### To be done
Each line that follows should be printed again exactly as it stands.

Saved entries

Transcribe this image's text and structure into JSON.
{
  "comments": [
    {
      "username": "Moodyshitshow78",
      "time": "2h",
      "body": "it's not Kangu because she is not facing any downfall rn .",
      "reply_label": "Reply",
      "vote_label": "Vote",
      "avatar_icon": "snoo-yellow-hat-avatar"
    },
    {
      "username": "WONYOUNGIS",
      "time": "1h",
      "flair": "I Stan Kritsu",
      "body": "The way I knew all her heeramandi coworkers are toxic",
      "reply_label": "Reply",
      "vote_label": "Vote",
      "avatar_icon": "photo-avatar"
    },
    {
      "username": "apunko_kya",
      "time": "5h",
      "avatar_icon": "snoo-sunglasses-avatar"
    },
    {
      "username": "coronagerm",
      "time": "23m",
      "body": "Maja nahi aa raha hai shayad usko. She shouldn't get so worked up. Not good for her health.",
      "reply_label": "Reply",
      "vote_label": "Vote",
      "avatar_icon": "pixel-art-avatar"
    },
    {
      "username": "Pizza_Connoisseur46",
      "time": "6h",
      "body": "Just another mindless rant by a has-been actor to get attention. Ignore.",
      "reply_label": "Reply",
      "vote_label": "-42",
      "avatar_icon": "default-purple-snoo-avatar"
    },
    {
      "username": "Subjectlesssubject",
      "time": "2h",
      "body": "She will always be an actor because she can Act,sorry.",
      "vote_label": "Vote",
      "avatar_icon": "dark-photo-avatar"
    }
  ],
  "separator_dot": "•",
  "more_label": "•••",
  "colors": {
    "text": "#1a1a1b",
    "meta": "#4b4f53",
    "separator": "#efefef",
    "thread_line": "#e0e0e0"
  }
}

### Output
Transcribe this image's text and structure into JSON.
{
  "comments": [
    {
      "username": "Moodyshitshow78",
      "time": "2h",
      "body": "it's not Kangu because she is not facing any downfall rn .",
      "reply_label": "Reply",
      "vote_label": "Vote",
      "avatar_icon": "snoo-yellow-hat-avatar"
    },
    {
      "username": "WONYOUNGIS",
      "time": "1h",
      "flair": "I Stan Kritsu",
      "body": "The way I knew all her heeramandi coworkers are toxic",
      "reply_label": "Reply",
      "vote_label": "Vote",
      "avatar_icon": "photo-avatar"
    },
    {
      "username": "apunko_kya",
      "time": "5h",
      "avatar_icon": "snoo-sunglasses-avatar"
    },
    {
      "username": "coronagerm",
      "time": "23m",
      "body": "Maja nahi aa raha hai shayad usko. She shouldn't get so worked up. Not good for her health.",
      "reply_label": "Reply",
      "vote_label": "Vote",
      "avatar_icon": "pixel-art-avatar"
    },
    {
      "username": "Pizza_Connoisseur46",
      "time": "6h",
      "body": "Just another mindless rant by a has-been actor to get attention. Ignore.",
      "reply_label": "Reply",
      "vote_label": "-42",
      "avatar_icon": "default-purple-snoo-avatar"
    },
    {
      "username": "Subjectlesssubject",
      "time": "2h",
      "body": "She will always be an actor because she can Act,sorry.",
      "vote_label": "Vote",
      "avatar_icon": "dark-photo-avatar"
    }
  ],
  "separator_dot": "•",
  "more_label": "•••",
  "colors": {
    "text": "#1a1a1b",
    "meta": "#4b4f53",
    "separator": "#efefef",
    "thread_line": "#e0e0e0"
  }
}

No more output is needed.